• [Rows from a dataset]
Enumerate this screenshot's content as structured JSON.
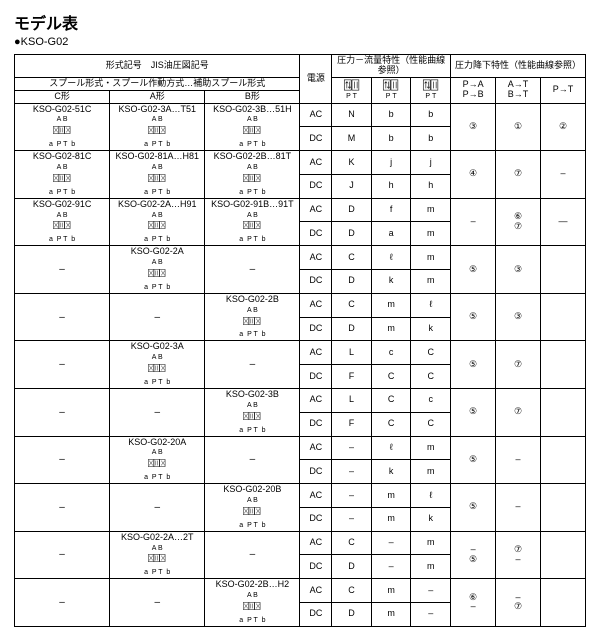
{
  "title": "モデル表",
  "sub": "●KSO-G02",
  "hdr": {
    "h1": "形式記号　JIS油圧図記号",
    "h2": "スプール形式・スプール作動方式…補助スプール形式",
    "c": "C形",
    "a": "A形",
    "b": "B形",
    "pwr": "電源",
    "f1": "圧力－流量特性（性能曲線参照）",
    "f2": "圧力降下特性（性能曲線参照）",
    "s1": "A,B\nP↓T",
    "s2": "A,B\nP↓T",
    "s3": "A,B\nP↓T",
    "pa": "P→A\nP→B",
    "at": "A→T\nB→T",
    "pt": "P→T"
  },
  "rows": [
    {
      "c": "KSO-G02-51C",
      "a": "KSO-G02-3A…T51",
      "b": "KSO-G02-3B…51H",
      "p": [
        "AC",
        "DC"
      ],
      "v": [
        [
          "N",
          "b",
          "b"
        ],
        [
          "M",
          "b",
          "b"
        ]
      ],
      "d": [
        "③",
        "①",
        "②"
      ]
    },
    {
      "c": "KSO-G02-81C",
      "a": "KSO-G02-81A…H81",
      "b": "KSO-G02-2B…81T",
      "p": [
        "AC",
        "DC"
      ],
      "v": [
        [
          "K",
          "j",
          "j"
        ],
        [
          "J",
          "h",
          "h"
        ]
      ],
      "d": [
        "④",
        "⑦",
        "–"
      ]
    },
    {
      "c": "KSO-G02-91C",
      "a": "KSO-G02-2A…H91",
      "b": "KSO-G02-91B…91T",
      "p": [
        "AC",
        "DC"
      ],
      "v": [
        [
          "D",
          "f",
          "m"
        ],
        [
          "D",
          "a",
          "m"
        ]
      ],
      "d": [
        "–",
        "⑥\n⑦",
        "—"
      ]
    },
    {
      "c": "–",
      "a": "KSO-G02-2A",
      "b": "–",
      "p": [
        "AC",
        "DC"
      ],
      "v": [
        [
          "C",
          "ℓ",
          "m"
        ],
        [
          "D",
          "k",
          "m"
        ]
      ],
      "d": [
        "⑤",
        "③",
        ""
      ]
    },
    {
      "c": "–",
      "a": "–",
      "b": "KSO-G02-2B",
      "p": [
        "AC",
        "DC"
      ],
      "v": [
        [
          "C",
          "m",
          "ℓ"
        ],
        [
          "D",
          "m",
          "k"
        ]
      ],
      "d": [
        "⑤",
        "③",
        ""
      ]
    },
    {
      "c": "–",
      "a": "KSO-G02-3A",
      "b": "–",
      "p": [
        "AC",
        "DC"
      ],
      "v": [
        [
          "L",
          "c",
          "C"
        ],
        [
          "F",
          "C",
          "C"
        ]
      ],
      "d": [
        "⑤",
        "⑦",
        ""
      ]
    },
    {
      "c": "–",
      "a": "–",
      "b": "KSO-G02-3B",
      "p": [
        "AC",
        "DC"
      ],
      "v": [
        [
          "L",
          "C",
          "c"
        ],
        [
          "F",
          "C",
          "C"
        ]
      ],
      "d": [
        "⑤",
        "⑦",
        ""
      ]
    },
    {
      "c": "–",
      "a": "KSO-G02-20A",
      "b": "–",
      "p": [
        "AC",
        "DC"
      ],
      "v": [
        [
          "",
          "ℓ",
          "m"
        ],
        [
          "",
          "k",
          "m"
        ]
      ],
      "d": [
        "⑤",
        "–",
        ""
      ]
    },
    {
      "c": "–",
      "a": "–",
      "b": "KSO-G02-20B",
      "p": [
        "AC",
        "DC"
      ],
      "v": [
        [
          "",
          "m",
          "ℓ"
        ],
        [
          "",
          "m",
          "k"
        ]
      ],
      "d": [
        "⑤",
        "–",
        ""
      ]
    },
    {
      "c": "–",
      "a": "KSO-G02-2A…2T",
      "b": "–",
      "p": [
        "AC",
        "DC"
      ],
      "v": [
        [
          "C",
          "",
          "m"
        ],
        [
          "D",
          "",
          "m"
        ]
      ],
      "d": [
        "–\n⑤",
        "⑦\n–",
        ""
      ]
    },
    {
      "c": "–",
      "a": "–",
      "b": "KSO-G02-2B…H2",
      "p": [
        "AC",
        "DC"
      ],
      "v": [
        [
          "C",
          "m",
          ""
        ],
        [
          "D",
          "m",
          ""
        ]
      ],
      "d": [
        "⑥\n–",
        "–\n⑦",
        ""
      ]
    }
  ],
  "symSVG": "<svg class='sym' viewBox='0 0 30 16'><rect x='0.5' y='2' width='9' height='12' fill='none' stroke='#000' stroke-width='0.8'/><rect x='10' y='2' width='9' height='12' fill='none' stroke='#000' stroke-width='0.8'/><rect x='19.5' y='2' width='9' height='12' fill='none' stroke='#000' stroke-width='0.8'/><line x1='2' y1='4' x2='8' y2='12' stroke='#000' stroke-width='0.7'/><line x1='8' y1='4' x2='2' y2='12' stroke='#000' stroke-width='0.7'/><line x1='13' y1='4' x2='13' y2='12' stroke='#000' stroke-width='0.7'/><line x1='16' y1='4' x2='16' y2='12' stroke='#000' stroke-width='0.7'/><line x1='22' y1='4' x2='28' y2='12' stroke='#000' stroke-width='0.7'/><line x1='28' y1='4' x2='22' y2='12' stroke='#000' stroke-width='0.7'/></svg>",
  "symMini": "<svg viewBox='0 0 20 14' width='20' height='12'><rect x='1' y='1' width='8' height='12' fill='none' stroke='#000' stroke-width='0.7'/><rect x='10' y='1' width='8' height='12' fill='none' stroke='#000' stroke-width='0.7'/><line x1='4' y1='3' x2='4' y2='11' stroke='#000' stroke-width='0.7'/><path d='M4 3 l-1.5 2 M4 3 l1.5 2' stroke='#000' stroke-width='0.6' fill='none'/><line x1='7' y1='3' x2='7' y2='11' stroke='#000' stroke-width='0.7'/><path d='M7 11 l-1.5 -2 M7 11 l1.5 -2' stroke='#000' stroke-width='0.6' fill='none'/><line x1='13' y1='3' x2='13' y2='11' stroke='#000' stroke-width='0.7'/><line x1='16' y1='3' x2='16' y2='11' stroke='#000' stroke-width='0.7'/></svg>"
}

• [What you should do] Reproduce all of the entries word for word, skipping any pictures they hold.

• [Response to the task]
Enumerate this screenshot's content as structured JSON.
{
  "title": "モデル表",
  "sub": "●KSO-G02",
  "hdr": {
    "h1": "形式記号　JIS油圧図記号",
    "h2": "スプール形式・スプール作動方式…補助スプール形式",
    "c": "C形",
    "a": "A形",
    "b": "B形",
    "pwr": "電源",
    "f1": "圧力－流量特性（性能曲線参照）",
    "f2": "圧力降下特性（性能曲線参照）",
    "s1": "A,B\nP↓T",
    "s2": "A,B\nP↓T",
    "s3": "A,B\nP↓T",
    "pa": "P→A\nP→B",
    "at": "A→T\nB→T",
    "pt": "P→T"
  },
  "rows": [
    {
      "c": "KSO-G02-51C",
      "a": "KSO-G02-3A…T51",
      "b": "KSO-G02-3B…51H",
      "p": [
        "AC",
        "DC"
      ],
      "v": [
        [
          "N",
          "b",
          "b"
        ],
        [
          "M",
          "b",
          "b"
        ]
      ],
      "d": [
        "③",
        "①",
        "②"
      ]
    },
    {
      "c": "KSO-G02-81C",
      "a": "KSO-G02-81A…H81",
      "b": "KSO-G02-2B…81T",
      "p": [
        "AC",
        "DC"
      ],
      "v": [
        [
          "K",
          "j",
          "j"
        ],
        [
          "J",
          "h",
          "h"
        ]
      ],
      "d": [
        "④",
        "⑦",
        "–"
      ]
    },
    {
      "c": "KSO-G02-91C",
      "a": "KSO-G02-2A…H91",
      "b": "KSO-G02-91B…91T",
      "p": [
        "AC",
        "DC"
      ],
      "v": [
        [
          "D",
          "f",
          "m"
        ],
        [
          "D",
          "a",
          "m"
        ]
      ],
      "d": [
        "–",
        "⑥\n⑦",
        "—"
      ]
    },
    {
      "c": "–",
      "a": "KSO-G02-2A",
      "b": "–",
      "p": [
        "AC",
        "DC"
      ],
      "v": [
        [
          "C",
          "ℓ",
          "m"
        ],
        [
          "D",
          "k",
          "m"
        ]
      ],
      "d": [
        "⑤",
        "③",
        ""
      ]
    },
    {
      "c": "–",
      "a": "–",
      "b": "KSO-G02-2B",
      "p": [
        "AC",
        "DC"
      ],
      "v": [
        [
          "C",
          "m",
          "ℓ"
        ],
        [
          "D",
          "m",
          "k"
        ]
      ],
      "d": [
        "⑤",
        "③",
        ""
      ]
    },
    {
      "c": "–",
      "a": "KSO-G02-3A",
      "b": "–",
      "p": [
        "AC",
        "DC"
      ],
      "v": [
        [
          "L",
          "c",
          "C"
        ],
        [
          "F",
          "C",
          "C"
        ]
      ],
      "d": [
        "⑤",
        "⑦",
        ""
      ]
    },
    {
      "c": "–",
      "a": "–",
      "b": "KSO-G02-3B",
      "p": [
        "AC",
        "DC"
      ],
      "v": [
        [
          "L",
          "C",
          "c"
        ],
        [
          "F",
          "C",
          "C"
        ]
      ],
      "d": [
        "⑤",
        "⑦",
        ""
      ]
    },
    {
      "c": "–",
      "a": "KSO-G02-20A",
      "b": "–",
      "p": [
        "AC",
        "DC"
      ],
      "v": [
        [
          "",
          "ℓ",
          "m"
        ],
        [
          "",
          "k",
          "m"
        ]
      ],
      "d": [
        "⑤",
        "–",
        ""
      ]
    },
    {
      "c": "–",
      "a": "–",
      "b": "KSO-G02-20B",
      "p": [
        "AC",
        "DC"
      ],
      "v": [
        [
          "",
          "m",
          "ℓ"
        ],
        [
          "",
          "m",
          "k"
        ]
      ],
      "d": [
        "⑤",
        "–",
        ""
      ]
    },
    {
      "c": "–",
      "a": "KSO-G02-2A…2T",
      "b": "–",
      "p": [
        "AC",
        "DC"
      ],
      "v": [
        [
          "C",
          "",
          "m"
        ],
        [
          "D",
          "",
          "m"
        ]
      ],
      "d": [
        "–\n⑤",
        "⑦\n–",
        ""
      ]
    },
    {
      "c": "–",
      "a": "–",
      "b": "KSO-G02-2B…H2",
      "p": [
        "AC",
        "DC"
      ],
      "v": [
        [
          "C",
          "m",
          ""
        ],
        [
          "D",
          "m",
          ""
        ]
      ],
      "d": [
        "⑥\n–",
        "–\n⑦",
        ""
      ]
    }
  ],
  "symSVG": "<svg class='sym' viewBox='0 0 30 16'><rect x='0.5' y='2' width='9' height='12' fill='none' stroke='#000' stroke-width='0.8'/><rect x='10' y='2' width='9' height='12' fill='none' stroke='#000' stroke-width='0.8'/><rect x='19.5' y='2' width='9' height='12' fill='none' stroke='#000' stroke-width='0.8'/><line x1='2' y1='4' x2='8' y2='12' stroke='#000' stroke-width='0.7'/><line x1='8' y1='4' x2='2' y2='12' stroke='#000' stroke-width='0.7'/><line x1='13' y1='4' x2='13' y2='12' stroke='#000' stroke-width='0.7'/><line x1='16' y1='4' x2='16' y2='12' stroke='#000' stroke-width='0.7'/><line x1='22' y1='4' x2='28' y2='12' stroke='#000' stroke-width='0.7'/><line x1='28' y1='4' x2='22' y2='12' stroke='#000' stroke-width='0.7'/></svg>",
  "symMini": "<svg viewBox='0 0 20 14' width='20' height='12'><rect x='1' y='1' width='8' height='12' fill='none' stroke='#000' stroke-width='0.7'/><rect x='10' y='1' width='8' height='12' fill='none' stroke='#000' stroke-width='0.7'/><line x1='4' y1='3' x2='4' y2='11' stroke='#000' stroke-width='0.7'/><path d='M4 3 l-1.5 2 M4 3 l1.5 2' stroke='#000' stroke-width='0.6' fill='none'/><line x1='7' y1='3' x2='7' y2='11' stroke='#000' stroke-width='0.7'/><path d='M7 11 l-1.5 -2 M7 11 l1.5 -2' stroke='#000' stroke-width='0.6' fill='none'/><line x1='13' y1='3' x2='13' y2='11' stroke='#000' stroke-width='0.7'/><line x1='16' y1='3' x2='16' y2='11' stroke='#000' stroke-width='0.7'/></svg>"
}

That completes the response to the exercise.